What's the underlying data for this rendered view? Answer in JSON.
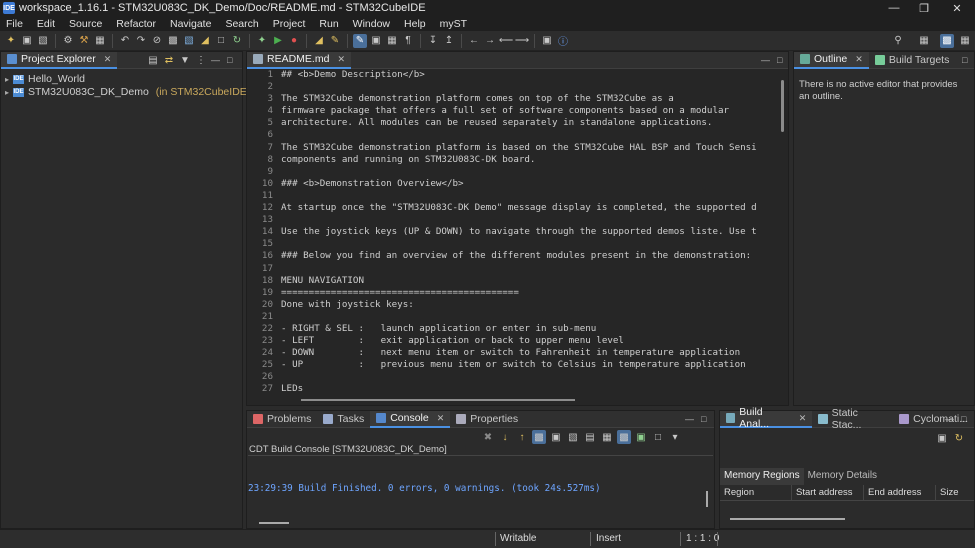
{
  "window": {
    "title": "workspace_1.16.1 - STM32U083C_DK_Demo/Doc/README.md - STM32CubeIDE",
    "app_icon": "IDE"
  },
  "menu": [
    "File",
    "Edit",
    "Source",
    "Refactor",
    "Navigate",
    "Search",
    "Project",
    "Run",
    "Window",
    "Help",
    "myST"
  ],
  "project_explorer": {
    "tab_label": "Project Explorer",
    "items": [
      {
        "name": "Hello_World",
        "suffix": ""
      },
      {
        "name": "STM32U083C_DK_Demo",
        "suffix": " (in STM32CubeIDE)"
      }
    ]
  },
  "editor": {
    "tab_label": "README.md",
    "lines": [
      {
        "n": "1",
        "t": "## <b>Demo Description</b>"
      },
      {
        "n": "2",
        "t": ""
      },
      {
        "n": "3",
        "t": "The STM32Cube demonstration platform comes on top of the STM32Cube as a"
      },
      {
        "n": "4",
        "t": "firmware package that offers a full set of software components based on a modular"
      },
      {
        "n": "5",
        "t": "architecture. All modules can be reused separately in standalone applications."
      },
      {
        "n": "6",
        "t": ""
      },
      {
        "n": "7",
        "t": "The STM32Cube demonstration platform is based on the STM32Cube HAL BSP and Touch Sensi"
      },
      {
        "n": "8",
        "t": "components and running on STM32U083C-DK board."
      },
      {
        "n": "9",
        "t": ""
      },
      {
        "n": "10",
        "t": "### <b>Demonstration Overview</b>"
      },
      {
        "n": "11",
        "t": ""
      },
      {
        "n": "12",
        "t": "At startup once the \"STM32U083C-DK Demo\" message display is completed, the supported d"
      },
      {
        "n": "13",
        "t": ""
      },
      {
        "n": "14",
        "t": "Use the joystick keys (UP & DOWN) to navigate through the supported demos liste. Use t"
      },
      {
        "n": "15",
        "t": ""
      },
      {
        "n": "16",
        "t": "### Below you find an overview of the different modules present in the demonstration:"
      },
      {
        "n": "17",
        "t": ""
      },
      {
        "n": "18",
        "t": "MENU NAVIGATION"
      },
      {
        "n": "19",
        "t": "==========================================="
      },
      {
        "n": "20",
        "t": "Done with joystick keys:"
      },
      {
        "n": "21",
        "t": ""
      },
      {
        "n": "22",
        "t": "- RIGHT & SEL :   launch application or enter in sub-menu"
      },
      {
        "n": "23",
        "t": "- LEFT        :   exit application or back to upper menu level"
      },
      {
        "n": "24",
        "t": "- DOWN        :   next menu item or switch to Fahrenheit in temperature application"
      },
      {
        "n": "25",
        "t": "- UP          :   previous menu item or switch to Celsius in temperature application"
      },
      {
        "n": "26",
        "t": ""
      },
      {
        "n": "27",
        "t": "LEDs"
      }
    ]
  },
  "outline": {
    "tab_label": "Outline",
    "tab2_label": "Build Targets",
    "message": "There is no active editor that provides an outline."
  },
  "bottom": {
    "tabs": [
      "Problems",
      "Tasks",
      "Console",
      "Properties"
    ],
    "console_title": "CDT Build Console [STM32U083C_DK_Demo]",
    "console_output": "23:29:39 Build Finished. 0 errors, 0 warnings. (took 24s.527ms)"
  },
  "build_analyzer": {
    "tabs": [
      "Build Anal...",
      "Static Stac...",
      "Cyclomati..."
    ],
    "subtabs": [
      "Memory Regions",
      "Memory Details"
    ],
    "columns": [
      "Region",
      "Start address",
      "End address",
      "Size"
    ]
  },
  "status": {
    "writable": "Writable",
    "insert": "Insert",
    "position": "1 : 1 : 0"
  }
}
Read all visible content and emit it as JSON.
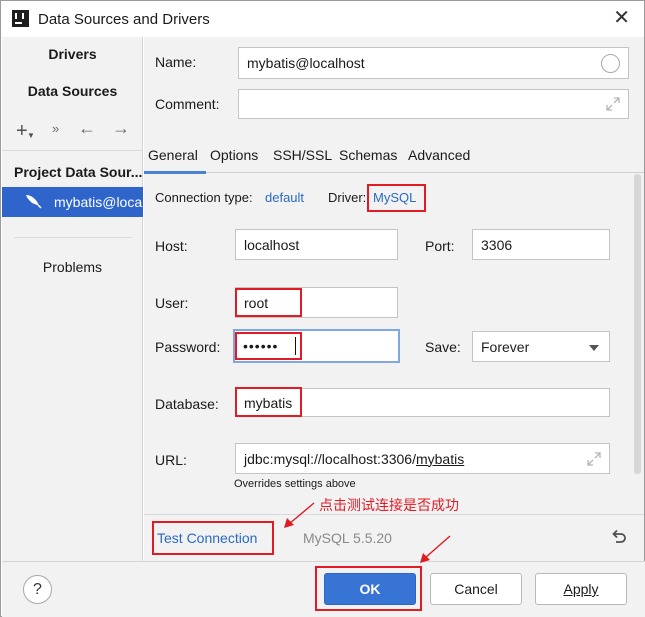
{
  "window": {
    "title": "Data Sources and Drivers"
  },
  "left": {
    "tabs": [
      "Drivers",
      "Data Sources"
    ],
    "group": "Project Data Sour...",
    "selected_item": "mybatis@local",
    "problems": "Problems"
  },
  "form": {
    "name_label": "Name:",
    "name_value": "mybatis@localhost",
    "comment_label": "Comment:",
    "comment_value": "",
    "tabs": [
      "General",
      "Options",
      "SSH/SSL",
      "Schemas",
      "Advanced"
    ],
    "conn_type_label": "Connection type:",
    "conn_type_value": "default",
    "driver_label": "Driver:",
    "driver_value": "MySQL",
    "host_label": "Host:",
    "host_value": "localhost",
    "port_label": "Port:",
    "port_value": "3306",
    "user_label": "User:",
    "user_value": "root",
    "password_label": "Password:",
    "password_value": "••••••",
    "save_label": "Save:",
    "save_value": "Forever",
    "database_label": "Database:",
    "database_value": "mybatis",
    "url_label": "URL:",
    "url_prefix": "jdbc:mysql://localhost:3306/",
    "url_db": "mybatis",
    "url_hint": "Overrides settings above"
  },
  "bottom": {
    "test_connection": "Test Connection",
    "version": "MySQL 5.5.20",
    "annotation": "点击测试连接是否成功"
  },
  "footer": {
    "help": "?",
    "ok": "OK",
    "cancel": "Cancel",
    "apply": "Apply"
  },
  "colors": {
    "accent": "#2f65ca",
    "link": "#2a6ac4",
    "annotation_red": "#e01b24"
  }
}
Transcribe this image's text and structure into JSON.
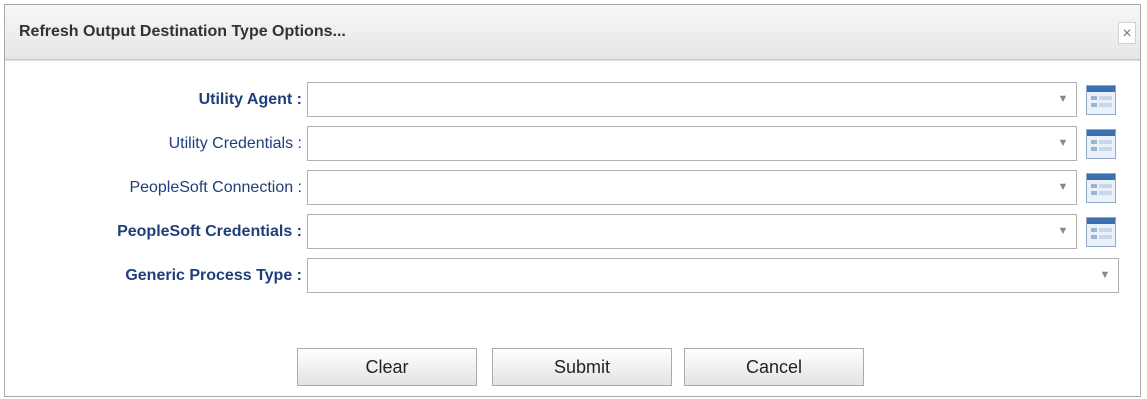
{
  "dialog": {
    "title": "Refresh Output Destination Type Options...",
    "close_glyph": "×"
  },
  "fields": [
    {
      "label": "Utility Agent :",
      "value": "",
      "required": true,
      "has_lookup": true
    },
    {
      "label": "Utility Credentials :",
      "value": "",
      "required": false,
      "has_lookup": true
    },
    {
      "label": "PeopleSoft Connection :",
      "value": "",
      "required": false,
      "has_lookup": true
    },
    {
      "label": "PeopleSoft Credentials :",
      "value": "",
      "required": true,
      "has_lookup": true
    },
    {
      "label": "Generic Process Type :",
      "value": "",
      "required": true,
      "has_lookup": false
    }
  ],
  "buttons": {
    "clear": "Clear",
    "submit": "Submit",
    "cancel": "Cancel"
  },
  "icons": {
    "dropdown": "chevron-down-icon",
    "lookup": "list-lookup-icon",
    "close": "close-icon"
  },
  "colors": {
    "label": "#1f3f7a",
    "lookup_header": "#3b6fb0"
  }
}
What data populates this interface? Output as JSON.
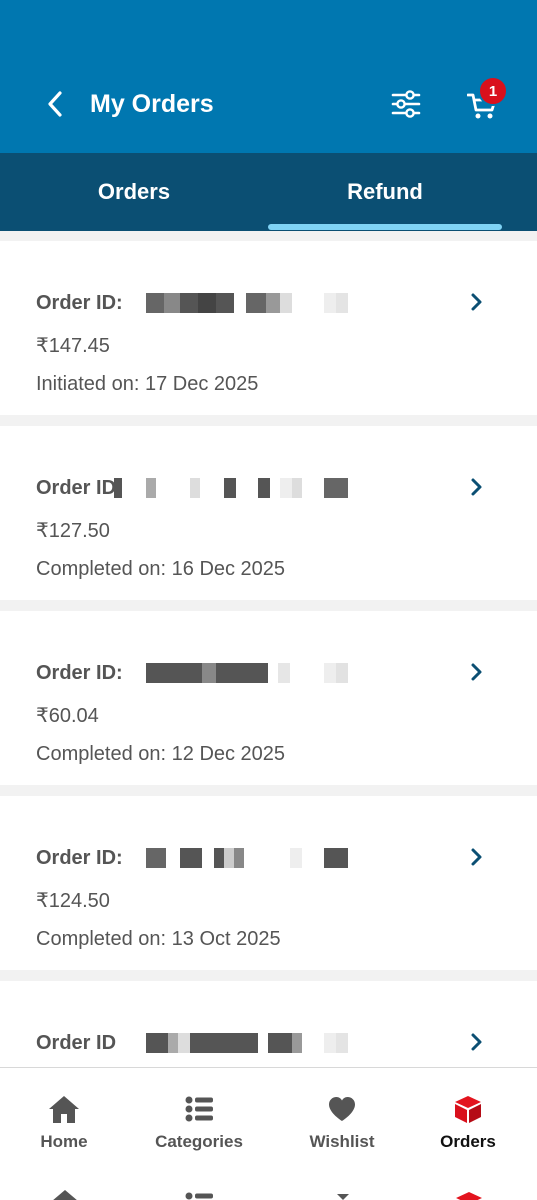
{
  "header": {
    "title": "My Orders",
    "cart_count": "1",
    "colors": {
      "primary": "#0077b0",
      "tab_bar": "#0b4f73",
      "indicator": "#7fd3f5",
      "badge": "#d9101c"
    }
  },
  "tabs": [
    {
      "label": "Orders",
      "active": false
    },
    {
      "label": "Refund",
      "active": true
    }
  ],
  "orders": [
    {
      "label": "Order ID:",
      "amount": "₹147.45",
      "status": "Initiated on: 17 Dec 2025"
    },
    {
      "label": "Order ID",
      "amount": "₹127.50",
      "status": "Completed on: 16 Dec 2025"
    },
    {
      "label": "Order ID:",
      "amount": "₹60.04",
      "status": "Completed on: 12 Dec 2025"
    },
    {
      "label": "Order ID:",
      "amount": "₹124.50",
      "status": "Completed on: 13 Oct 2025"
    },
    {
      "label": "Order ID",
      "amount": "",
      "status": ""
    }
  ],
  "bottom_nav": [
    {
      "label": "Home",
      "icon": "home-icon",
      "active": false
    },
    {
      "label": "Categories",
      "icon": "categories-icon",
      "active": false
    },
    {
      "label": "Wishlist",
      "icon": "heart-icon",
      "active": false
    },
    {
      "label": "Orders",
      "icon": "box-icon",
      "active": true,
      "accent": "#d9101c"
    }
  ]
}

JOB:
The pictures should not appear in the copy; every other part of the records above must be returned exactly.

THE REPLY:
What's the underlying data for this rendered view? Answer in JSON.
{
  "window": {
    "title": "workspace_1.16.1 - STM32U083C_DK_Demo/Doc/README.md - STM32CubeIDE",
    "app_icon": "IDE"
  },
  "menu": [
    "File",
    "Edit",
    "Source",
    "Refactor",
    "Navigate",
    "Search",
    "Project",
    "Run",
    "Window",
    "Help",
    "myST"
  ],
  "project_explorer": {
    "tab_label": "Project Explorer",
    "items": [
      {
        "name": "Hello_World",
        "suffix": ""
      },
      {
        "name": "STM32U083C_DK_Demo",
        "suffix": " (in STM32CubeIDE)"
      }
    ]
  },
  "editor": {
    "tab_label": "README.md",
    "lines": [
      {
        "n": "1",
        "t": "## <b>Demo Description</b>"
      },
      {
        "n": "2",
        "t": ""
      },
      {
        "n": "3",
        "t": "The STM32Cube demonstration platform comes on top of the STM32Cube as a"
      },
      {
        "n": "4",
        "t": "firmware package that offers a full set of software components based on a modular"
      },
      {
        "n": "5",
        "t": "architecture. All modules can be reused separately in standalone applications."
      },
      {
        "n": "6",
        "t": ""
      },
      {
        "n": "7",
        "t": "The STM32Cube demonstration platform is based on the STM32Cube HAL BSP and Touch Sensi"
      },
      {
        "n": "8",
        "t": "components and running on STM32U083C-DK board."
      },
      {
        "n": "9",
        "t": ""
      },
      {
        "n": "10",
        "t": "### <b>Demonstration Overview</b>"
      },
      {
        "n": "11",
        "t": ""
      },
      {
        "n": "12",
        "t": "At startup once the \"STM32U083C-DK Demo\" message display is completed, the supported d"
      },
      {
        "n": "13",
        "t": ""
      },
      {
        "n": "14",
        "t": "Use the joystick keys (UP & DOWN) to navigate through the supported demos liste. Use t"
      },
      {
        "n": "15",
        "t": ""
      },
      {
        "n": "16",
        "t": "### Below you find an overview of the different modules present in the demonstration:"
      },
      {
        "n": "17",
        "t": ""
      },
      {
        "n": "18",
        "t": "MENU NAVIGATION"
      },
      {
        "n": "19",
        "t": "==========================================="
      },
      {
        "n": "20",
        "t": "Done with joystick keys:"
      },
      {
        "n": "21",
        "t": ""
      },
      {
        "n": "22",
        "t": "- RIGHT & SEL :   launch application or enter in sub-menu"
      },
      {
        "n": "23",
        "t": "- LEFT        :   exit application or back to upper menu level"
      },
      {
        "n": "24",
        "t": "- DOWN        :   next menu item or switch to Fahrenheit in temperature application"
      },
      {
        "n": "25",
        "t": "- UP          :   previous menu item or switch to Celsius in temperature application"
      },
      {
        "n": "26",
        "t": ""
      },
      {
        "n": "27",
        "t": "LEDs"
      }
    ]
  },
  "outline": {
    "tab_label": "Outline",
    "tab2_label": "Build Targets",
    "message": "There is no active editor that provides an outline."
  },
  "bottom": {
    "tabs": [
      "Problems",
      "Tasks",
      "Console",
      "Properties"
    ],
    "console_title": "CDT Build Console [STM32U083C_DK_Demo]",
    "console_output": "23:29:39 Build Finished. 0 errors, 0 warnings. (took 24s.527ms)"
  },
  "build_analyzer": {
    "tabs": [
      "Build Anal...",
      "Static Stac...",
      "Cyclomati..."
    ],
    "subtabs": [
      "Memory Regions",
      "Memory Details"
    ],
    "columns": [
      "Region",
      "Start address",
      "End address",
      "Size"
    ]
  },
  "status": {
    "writable": "Writable",
    "insert": "Insert",
    "position": "1 : 1 : 0"
  }
}
Read all visible content and emit it as JSON.
{
  "window": {
    "title": "Data Sources and Drivers"
  },
  "left": {
    "tabs": [
      "Drivers",
      "Data Sources"
    ],
    "group": "Project Data Sour...",
    "selected_item": "mybatis@local",
    "problems": "Problems"
  },
  "form": {
    "name_label": "Name:",
    "name_value": "mybatis@localhost",
    "comment_label": "Comment:",
    "comment_value": "",
    "tabs": [
      "General",
      "Options",
      "SSH/SSL",
      "Schemas",
      "Advanced"
    ],
    "conn_type_label": "Connection type:",
    "conn_type_value": "default",
    "driver_label": "Driver:",
    "driver_value": "MySQL",
    "host_label": "Host:",
    "host_value": "localhost",
    "port_label": "Port:",
    "port_value": "3306",
    "user_label": "User:",
    "user_value": "root",
    "password_label": "Password:",
    "password_value": "••••••",
    "save_label": "Save:",
    "save_value": "Forever",
    "database_label": "Database:",
    "database_value": "mybatis",
    "url_label": "URL:",
    "url_prefix": "jdbc:mysql://localhost:3306/",
    "url_db": "mybatis",
    "url_hint": "Overrides settings above"
  },
  "bottom": {
    "test_connection": "Test Connection",
    "version": "MySQL 5.5.20",
    "annotation": "点击测试连接是否成功"
  },
  "footer": {
    "help": "?",
    "ok": "OK",
    "cancel": "Cancel",
    "apply": "Apply"
  },
  "colors": {
    "accent": "#2f65ca",
    "link": "#2a6ac4",
    "annotation_red": "#e01b24"
  }
}
Transcribe this image's text and structure into JSON.
{
  "dialog": {
    "title": "Refresh Output Destination Type Options...",
    "close_glyph": "×"
  },
  "fields": [
    {
      "label": "Utility Agent :",
      "value": "",
      "required": true,
      "has_lookup": true
    },
    {
      "label": "Utility Credentials :",
      "value": "",
      "required": false,
      "has_lookup": true
    },
    {
      "label": "PeopleSoft Connection :",
      "value": "",
      "required": false,
      "has_lookup": true
    },
    {
      "label": "PeopleSoft Credentials :",
      "value": "",
      "required": true,
      "has_lookup": true
    },
    {
      "label": "Generic Process Type :",
      "value": "",
      "required": true,
      "has_lookup": false
    }
  ],
  "buttons": {
    "clear": "Clear",
    "submit": "Submit",
    "cancel": "Cancel"
  },
  "icons": {
    "dropdown": "chevron-down-icon",
    "lookup": "list-lookup-icon",
    "close": "close-icon"
  },
  "colors": {
    "label": "#1f3f7a",
    "lookup_header": "#3b6fb0"
  }
}
What data populates this interface? Output as JSON.
{
  "header": {
    "title": "My Orders",
    "cart_count": "1",
    "colors": {
      "primary": "#0077b0",
      "tab_bar": "#0b4f73",
      "indicator": "#7fd3f5",
      "badge": "#d9101c"
    }
  },
  "tabs": [
    {
      "label": "Orders",
      "active": false
    },
    {
      "label": "Refund",
      "active": true
    }
  ],
  "orders": [
    {
      "label": "Order ID:",
      "amount": "₹147.45",
      "status": "Initiated on: 17 Dec 2025"
    },
    {
      "label": "Order ID",
      "amount": "₹127.50",
      "status": "Completed on: 16 Dec 2025"
    },
    {
      "label": "Order ID:",
      "amount": "₹60.04",
      "status": "Completed on: 12 Dec 2025"
    },
    {
      "label": "Order ID:",
      "amount": "₹124.50",
      "status": "Completed on: 13 Oct 2025"
    },
    {
      "label": "Order ID",
      "amount": "",
      "status": ""
    }
  ],
  "bottom_nav": [
    {
      "label": "Home",
      "icon": "home-icon",
      "active": false
    },
    {
      "label": "Categories",
      "icon": "categories-icon",
      "active": false
    },
    {
      "label": "Wishlist",
      "icon": "heart-icon",
      "active": false
    },
    {
      "label": "Orders",
      "icon": "box-icon",
      "active": true,
      "accent": "#d9101c"
    }
  ]
}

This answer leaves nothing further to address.